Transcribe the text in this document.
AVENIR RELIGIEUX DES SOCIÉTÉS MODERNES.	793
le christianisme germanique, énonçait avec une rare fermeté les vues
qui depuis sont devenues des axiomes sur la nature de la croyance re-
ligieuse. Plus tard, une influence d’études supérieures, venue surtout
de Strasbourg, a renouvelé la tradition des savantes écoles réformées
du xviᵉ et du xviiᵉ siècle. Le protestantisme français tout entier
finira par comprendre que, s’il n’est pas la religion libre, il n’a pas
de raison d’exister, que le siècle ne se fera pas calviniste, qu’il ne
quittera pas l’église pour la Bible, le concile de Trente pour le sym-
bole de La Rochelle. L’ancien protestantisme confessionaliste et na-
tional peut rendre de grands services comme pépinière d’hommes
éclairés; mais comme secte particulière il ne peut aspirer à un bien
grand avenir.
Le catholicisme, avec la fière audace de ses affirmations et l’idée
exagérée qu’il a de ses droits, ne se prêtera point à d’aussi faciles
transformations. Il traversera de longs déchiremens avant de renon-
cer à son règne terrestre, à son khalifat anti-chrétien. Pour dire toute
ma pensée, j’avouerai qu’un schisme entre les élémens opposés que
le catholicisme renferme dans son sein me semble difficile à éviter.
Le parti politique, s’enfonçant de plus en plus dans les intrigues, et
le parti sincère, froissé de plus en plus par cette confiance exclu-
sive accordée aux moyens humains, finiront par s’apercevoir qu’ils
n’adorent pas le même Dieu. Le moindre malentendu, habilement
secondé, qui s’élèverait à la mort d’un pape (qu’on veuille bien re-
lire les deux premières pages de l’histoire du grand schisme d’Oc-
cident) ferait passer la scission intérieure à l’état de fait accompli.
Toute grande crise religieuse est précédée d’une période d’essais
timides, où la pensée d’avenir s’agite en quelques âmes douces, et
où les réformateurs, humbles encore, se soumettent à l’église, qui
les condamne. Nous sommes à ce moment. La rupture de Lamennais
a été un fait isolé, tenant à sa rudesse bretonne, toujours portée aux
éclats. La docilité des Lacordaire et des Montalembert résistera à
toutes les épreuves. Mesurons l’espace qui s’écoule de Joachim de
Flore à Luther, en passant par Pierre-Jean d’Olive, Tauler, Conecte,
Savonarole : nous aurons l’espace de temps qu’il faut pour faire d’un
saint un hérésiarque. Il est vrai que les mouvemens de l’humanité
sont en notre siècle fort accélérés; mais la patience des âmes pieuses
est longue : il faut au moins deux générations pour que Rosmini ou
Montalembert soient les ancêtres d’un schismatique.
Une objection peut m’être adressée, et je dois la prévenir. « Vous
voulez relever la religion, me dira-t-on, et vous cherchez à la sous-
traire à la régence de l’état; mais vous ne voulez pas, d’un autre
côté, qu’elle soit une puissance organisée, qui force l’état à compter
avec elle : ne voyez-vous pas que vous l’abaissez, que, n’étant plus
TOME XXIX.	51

—————

• **STATED EXERCISE**: Count how many lines in the data above hold the string "comme", and give the number with no other words.

• **TASK SOLUTION**: 2